-- Start Extract --

# 55 gallon rockwork - suggestions, please



## gfry (Oct 20, 2009)

I've been playing around with some rock formation ideas for my 55 gallon Mbuna tank while I wait for my black sand to be delivered. I've set it up in my old tank, no substrate, no water, and no background. I'm using a combination of a grey/brown granite flat rock and pagoda stones. The flat rock darkens considerably when wet so the color is very close to that of the pagoda stones. The substrate will be black as will the background. I know it may be a bit hard to visualize but I'm more concerned with structures right now.

What do you think? Any suggestions?

BTW - I will have three species in the tank - Yellow Labs, Rusties, and Mainganos.


----------



## DJRansome (Oct 29, 2005)

I like the height of the pile on the left and the composition of the pile in the middle. I did the same thing, but on a bench with tank dimensions taped. Changed it a bunch of times before I was satisfied.

The reason I like the composition of the pile in the middle is it looks more natural and less man-made than the other piles.


----------



## gfry (Oct 20, 2009)

That's the hard part... trying to stack rocks high (and sturdily) without making the structure look man made.

I'm on about my 47th iteration and just can't get everything so I'm happy with it. I think i have too many rocks leaning in the same direction among the right three piles. And I think maybe the pile on the right needs to be a little taller...


----------



## scrubjay (Oct 25, 2009)

I agree with DJ--the pile in the middle looks natural, but flat stacks never do. You really only have a few caves in the left stack anyway--what would it look like if you piled them randomly? Scatter the bottoms ones fairly widely and go from there? A few large rocks for support on the left would probably help. I think the right side is a good height, maybe put it farther back so they don't look like they are in a line? Your rocks are nice--I think it will be a great tank.


----------



## cjacob316 (Dec 4, 2008)

i'm one for just tossing stuff in and running with it, it'll work out and fish will find holes


----------



## scrubjay (Oct 25, 2009)

It's fun to do interior design!


----------



## Tinga (Nov 27, 2009)

I've got a 55 now and what I always have done is scatter my "base" rocks around the tank randomly and start connecting them that way. Can't wait to get my DIY background started. Going to be LOTS of potential.


----------



## webgirl74 (Jan 30, 2009)

Really like the look of the rock you are using, but yeah, the taller piles look a little placed. Are you able to get some larger pieces of the same stone? Would look cool to vary the sizes and make some bigger openings. Also, you'll want to make sure those piles are secure so the fish don't knock anything over if they are trying to swim through the openings. You're off to a good start though.

-- End Extract --

Jobs
A) Say whether each statement agrees with the rockwork thread, giving yes or no and quoting the words of the thread that decide it: (i) The flat rock turns lighter when wet. (ii) DJRansome tried out arrangements on a bench marked with the tank's dimensions. (iii) scrubjay thinks the pile on the right should be taller.
B) Resume the rockwork thread after its final post.
The listing after this thread comes from a separate source.

-- Start Data segment --

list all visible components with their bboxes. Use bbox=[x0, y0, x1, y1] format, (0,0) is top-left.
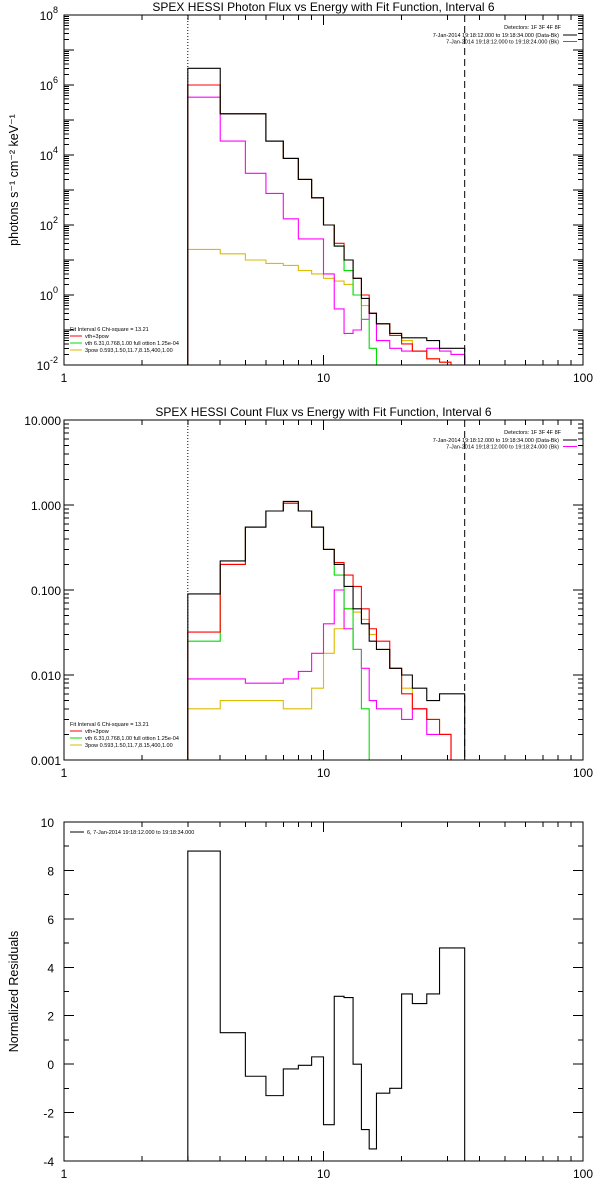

-- End Data segment --

Exercise results
A)
(i) No: "The flat rock darkens considerably when wet"
(ii) Yes: "I did the same thing, but on a bench with tank dimensions taped."
(iii) No: "I think the right side is a good height"

B)
----------



## rusty386 (Oct 16, 2008)

add some eggcrate under your rock to disperse the pressure on your tank bottom.


----------



## gfry (Oct 20, 2009)

I reworked the left and right stone piles. I really like the way the pile on the right turned out.

The left pile... ehh, it's OK. In the end, I went for functionality over form. I'd rather give the fishies lots of sturdy hiding places instead of impressing everyone with how natural it looks. Yeah, I know you can do both, but these are the rocks I have and I'm getting a little tired of putzing with them. 

So, traveling left to right along Mbuna Lane there's Maingano Manor, a large, 10 room stone mansion designed for the well-to-do Melanochromis gentleman with an extended family and large harem. In the center is Caeruleus Condo, a quaint little two room condominium with a nice, sandy front lawn highlighted by a majestic pagoda stone monolith for the little Labs to play around. And, to the right, "White Tail" Townhouse, a stately four room residence for the Pseudotropheus with discriminating tastes.


----------



## bmweiler09 (Nov 17, 2009)

haha that last part was definitely entertaining..

The left pile just doesn't seem very useful to me. I just can't see the holes on top providing much shelter for females.

If your going for function over form, you've actually done the opposite on accident. something more like the pile on the right would be much more functional. I know its hard to work with small, flat rocks. I would just start piling them in the corner and see what happens.


----------



## scrubjay (Oct 25, 2009)

Imagine yourself in there and the boogeyman is after you. :fish: One of the most important features of cover for fish is being able to get out of the range of vision of the other fish. And then you would ideally have caves with exits, and blind caves and crevices. Your pile on the right appears to have all of the above.


----------



## ~Firefly~ (Dec 23, 2009)

The middle and right piles look really good.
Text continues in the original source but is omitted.